#### EXCERPTED RECORDS
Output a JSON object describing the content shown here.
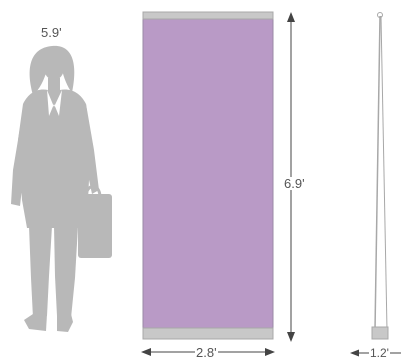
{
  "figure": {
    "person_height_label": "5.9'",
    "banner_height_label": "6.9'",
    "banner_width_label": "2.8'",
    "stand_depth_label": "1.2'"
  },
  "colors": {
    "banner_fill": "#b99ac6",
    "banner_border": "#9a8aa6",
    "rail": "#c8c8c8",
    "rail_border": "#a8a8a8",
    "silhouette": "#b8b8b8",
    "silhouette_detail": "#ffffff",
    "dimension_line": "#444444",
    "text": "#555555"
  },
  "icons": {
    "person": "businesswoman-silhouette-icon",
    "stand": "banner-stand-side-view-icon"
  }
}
########
TASK: Reproduce all of the data exactly; the pictures do not belong in the copy.

OUTPUT FOR THIS TASK:
Output a JSON object describing the content shown here.
{
  "figure": {
    "person_height_label": "5.9'",
    "banner_height_label": "6.9'",
    "banner_width_label": "2.8'",
    "stand_depth_label": "1.2'"
  },
  "colors": {
    "banner_fill": "#b99ac6",
    "banner_border": "#9a8aa6",
    "rail": "#c8c8c8",
    "rail_border": "#a8a8a8",
    "silhouette": "#b8b8b8",
    "silhouette_detail": "#ffffff",
    "dimension_line": "#444444",
    "text": "#555555"
  },
  "icons": {
    "person": "businesswoman-silhouette-icon",
    "stand": "banner-stand-side-view-icon"
  }
}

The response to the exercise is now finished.